_Data records_
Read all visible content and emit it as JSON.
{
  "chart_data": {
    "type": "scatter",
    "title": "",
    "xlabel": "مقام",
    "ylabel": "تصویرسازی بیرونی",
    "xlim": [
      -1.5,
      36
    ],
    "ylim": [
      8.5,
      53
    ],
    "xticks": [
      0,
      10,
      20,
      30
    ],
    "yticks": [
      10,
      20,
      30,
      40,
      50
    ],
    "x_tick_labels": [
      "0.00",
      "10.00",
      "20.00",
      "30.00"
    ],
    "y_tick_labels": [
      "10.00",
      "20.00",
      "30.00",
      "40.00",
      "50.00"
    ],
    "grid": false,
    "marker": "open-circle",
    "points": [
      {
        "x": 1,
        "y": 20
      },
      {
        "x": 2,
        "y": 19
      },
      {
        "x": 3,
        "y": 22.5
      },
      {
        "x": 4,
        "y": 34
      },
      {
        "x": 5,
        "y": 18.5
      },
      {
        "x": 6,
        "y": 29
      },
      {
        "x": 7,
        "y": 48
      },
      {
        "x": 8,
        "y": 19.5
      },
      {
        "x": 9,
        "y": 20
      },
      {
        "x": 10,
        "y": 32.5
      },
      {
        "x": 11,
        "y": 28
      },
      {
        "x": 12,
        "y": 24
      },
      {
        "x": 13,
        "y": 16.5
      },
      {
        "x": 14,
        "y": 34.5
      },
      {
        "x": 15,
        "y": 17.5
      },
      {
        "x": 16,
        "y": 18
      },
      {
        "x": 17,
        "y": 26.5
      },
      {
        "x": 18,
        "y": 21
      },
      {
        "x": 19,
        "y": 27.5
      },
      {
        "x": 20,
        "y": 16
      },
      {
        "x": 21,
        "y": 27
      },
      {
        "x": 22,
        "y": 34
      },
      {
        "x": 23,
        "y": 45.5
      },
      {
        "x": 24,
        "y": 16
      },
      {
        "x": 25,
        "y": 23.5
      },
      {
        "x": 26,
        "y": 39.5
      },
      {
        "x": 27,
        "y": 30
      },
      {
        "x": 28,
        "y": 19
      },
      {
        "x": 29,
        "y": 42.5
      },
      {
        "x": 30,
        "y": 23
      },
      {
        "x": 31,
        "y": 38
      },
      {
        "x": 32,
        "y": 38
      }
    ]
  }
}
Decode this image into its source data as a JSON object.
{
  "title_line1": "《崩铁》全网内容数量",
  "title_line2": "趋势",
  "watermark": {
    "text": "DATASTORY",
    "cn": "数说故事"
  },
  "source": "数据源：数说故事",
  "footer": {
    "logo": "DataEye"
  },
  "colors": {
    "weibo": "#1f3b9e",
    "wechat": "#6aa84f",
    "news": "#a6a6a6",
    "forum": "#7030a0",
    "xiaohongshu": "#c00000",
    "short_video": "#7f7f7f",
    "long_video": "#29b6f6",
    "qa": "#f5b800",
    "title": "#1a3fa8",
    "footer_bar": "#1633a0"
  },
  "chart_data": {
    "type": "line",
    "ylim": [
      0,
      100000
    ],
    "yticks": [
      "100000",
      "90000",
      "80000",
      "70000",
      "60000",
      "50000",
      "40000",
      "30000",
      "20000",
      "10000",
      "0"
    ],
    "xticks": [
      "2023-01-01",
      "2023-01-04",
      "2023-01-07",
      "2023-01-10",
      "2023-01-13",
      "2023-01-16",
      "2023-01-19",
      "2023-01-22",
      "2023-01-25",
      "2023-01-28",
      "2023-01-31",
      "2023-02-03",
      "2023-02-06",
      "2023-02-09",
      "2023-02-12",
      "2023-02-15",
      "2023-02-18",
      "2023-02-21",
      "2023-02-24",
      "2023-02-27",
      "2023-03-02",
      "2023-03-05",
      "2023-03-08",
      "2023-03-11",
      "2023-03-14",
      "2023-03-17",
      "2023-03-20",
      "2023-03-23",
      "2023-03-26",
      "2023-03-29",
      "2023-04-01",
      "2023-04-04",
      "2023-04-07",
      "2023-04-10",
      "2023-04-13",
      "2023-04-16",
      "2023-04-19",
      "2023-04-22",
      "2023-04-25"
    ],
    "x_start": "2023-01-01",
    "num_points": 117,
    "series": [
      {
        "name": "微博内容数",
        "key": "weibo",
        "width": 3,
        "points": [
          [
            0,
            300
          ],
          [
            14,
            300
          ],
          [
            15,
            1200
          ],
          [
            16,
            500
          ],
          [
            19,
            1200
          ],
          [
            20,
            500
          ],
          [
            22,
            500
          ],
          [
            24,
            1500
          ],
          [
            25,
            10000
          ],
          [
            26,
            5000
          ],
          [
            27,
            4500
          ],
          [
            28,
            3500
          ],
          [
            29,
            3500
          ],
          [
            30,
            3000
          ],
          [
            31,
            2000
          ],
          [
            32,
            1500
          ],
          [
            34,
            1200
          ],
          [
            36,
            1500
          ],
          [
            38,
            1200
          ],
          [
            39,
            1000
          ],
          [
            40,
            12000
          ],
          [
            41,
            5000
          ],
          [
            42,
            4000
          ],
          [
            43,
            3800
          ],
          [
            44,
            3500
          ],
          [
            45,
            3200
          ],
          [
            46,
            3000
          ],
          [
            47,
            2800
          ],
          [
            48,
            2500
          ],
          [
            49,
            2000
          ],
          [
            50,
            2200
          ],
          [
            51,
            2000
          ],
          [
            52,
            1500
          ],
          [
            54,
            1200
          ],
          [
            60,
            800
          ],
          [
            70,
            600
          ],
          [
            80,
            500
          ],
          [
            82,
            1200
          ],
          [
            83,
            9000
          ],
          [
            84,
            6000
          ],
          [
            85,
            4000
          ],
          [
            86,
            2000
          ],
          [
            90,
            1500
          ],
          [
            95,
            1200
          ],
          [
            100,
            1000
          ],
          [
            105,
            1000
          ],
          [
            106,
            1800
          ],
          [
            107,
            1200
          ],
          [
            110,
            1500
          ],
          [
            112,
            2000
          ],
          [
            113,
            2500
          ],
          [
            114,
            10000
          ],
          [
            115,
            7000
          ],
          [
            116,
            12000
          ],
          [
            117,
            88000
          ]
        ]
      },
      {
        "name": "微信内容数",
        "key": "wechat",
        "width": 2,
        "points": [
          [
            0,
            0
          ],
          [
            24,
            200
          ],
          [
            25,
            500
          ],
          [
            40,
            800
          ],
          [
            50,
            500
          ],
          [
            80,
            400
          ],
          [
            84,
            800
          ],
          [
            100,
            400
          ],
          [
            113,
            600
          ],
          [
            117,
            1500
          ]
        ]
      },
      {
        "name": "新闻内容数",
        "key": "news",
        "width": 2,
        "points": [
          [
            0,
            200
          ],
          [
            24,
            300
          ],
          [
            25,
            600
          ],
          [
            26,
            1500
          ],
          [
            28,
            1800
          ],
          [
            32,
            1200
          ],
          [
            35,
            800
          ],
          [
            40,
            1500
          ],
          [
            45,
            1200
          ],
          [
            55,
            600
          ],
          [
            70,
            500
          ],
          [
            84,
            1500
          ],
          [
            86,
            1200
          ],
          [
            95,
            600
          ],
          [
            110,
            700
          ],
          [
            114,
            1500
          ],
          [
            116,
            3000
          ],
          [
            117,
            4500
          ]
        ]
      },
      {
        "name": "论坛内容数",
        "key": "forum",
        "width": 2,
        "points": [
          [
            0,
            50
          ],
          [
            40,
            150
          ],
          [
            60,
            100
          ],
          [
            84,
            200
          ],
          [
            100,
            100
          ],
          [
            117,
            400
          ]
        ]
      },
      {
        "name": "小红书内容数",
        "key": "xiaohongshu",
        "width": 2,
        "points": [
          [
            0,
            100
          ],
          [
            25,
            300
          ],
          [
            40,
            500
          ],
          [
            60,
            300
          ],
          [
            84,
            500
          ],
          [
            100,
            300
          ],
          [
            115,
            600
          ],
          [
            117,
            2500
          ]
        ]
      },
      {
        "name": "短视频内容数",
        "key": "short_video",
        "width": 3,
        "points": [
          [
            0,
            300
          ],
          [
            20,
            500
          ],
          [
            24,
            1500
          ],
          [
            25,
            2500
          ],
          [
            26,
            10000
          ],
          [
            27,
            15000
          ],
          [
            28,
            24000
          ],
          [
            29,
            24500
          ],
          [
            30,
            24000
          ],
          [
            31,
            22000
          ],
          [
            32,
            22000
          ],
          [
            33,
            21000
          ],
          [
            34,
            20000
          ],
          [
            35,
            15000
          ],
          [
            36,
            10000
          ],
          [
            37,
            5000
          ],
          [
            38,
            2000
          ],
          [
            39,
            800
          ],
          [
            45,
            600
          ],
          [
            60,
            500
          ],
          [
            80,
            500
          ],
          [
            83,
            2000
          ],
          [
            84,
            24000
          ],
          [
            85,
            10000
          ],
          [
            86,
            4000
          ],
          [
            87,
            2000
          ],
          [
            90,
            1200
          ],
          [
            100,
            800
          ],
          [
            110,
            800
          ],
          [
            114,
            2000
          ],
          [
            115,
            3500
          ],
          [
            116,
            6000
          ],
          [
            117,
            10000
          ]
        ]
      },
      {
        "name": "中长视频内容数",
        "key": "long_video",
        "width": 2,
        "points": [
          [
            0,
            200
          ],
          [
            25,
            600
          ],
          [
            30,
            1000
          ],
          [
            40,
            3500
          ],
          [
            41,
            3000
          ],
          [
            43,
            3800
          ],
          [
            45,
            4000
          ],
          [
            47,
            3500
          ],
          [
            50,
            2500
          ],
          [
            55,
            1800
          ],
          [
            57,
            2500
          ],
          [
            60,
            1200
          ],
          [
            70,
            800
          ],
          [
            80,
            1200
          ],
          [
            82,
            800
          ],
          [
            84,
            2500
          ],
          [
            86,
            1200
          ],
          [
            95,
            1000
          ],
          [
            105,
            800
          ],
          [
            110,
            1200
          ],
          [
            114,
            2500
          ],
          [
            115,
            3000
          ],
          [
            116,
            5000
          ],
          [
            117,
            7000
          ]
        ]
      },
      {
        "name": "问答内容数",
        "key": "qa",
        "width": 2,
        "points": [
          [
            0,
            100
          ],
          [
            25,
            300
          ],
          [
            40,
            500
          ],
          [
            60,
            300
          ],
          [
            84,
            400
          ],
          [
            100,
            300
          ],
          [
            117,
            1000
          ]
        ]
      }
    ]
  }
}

_WORK INSTRUCTIONS_
From the data above, copy out every line with the string "xiaohongshu" in it.

_ANSWER TO THIS PROBLEM_
    "xiaohongshu": "#c00000",
        "key": "xiaohongshu",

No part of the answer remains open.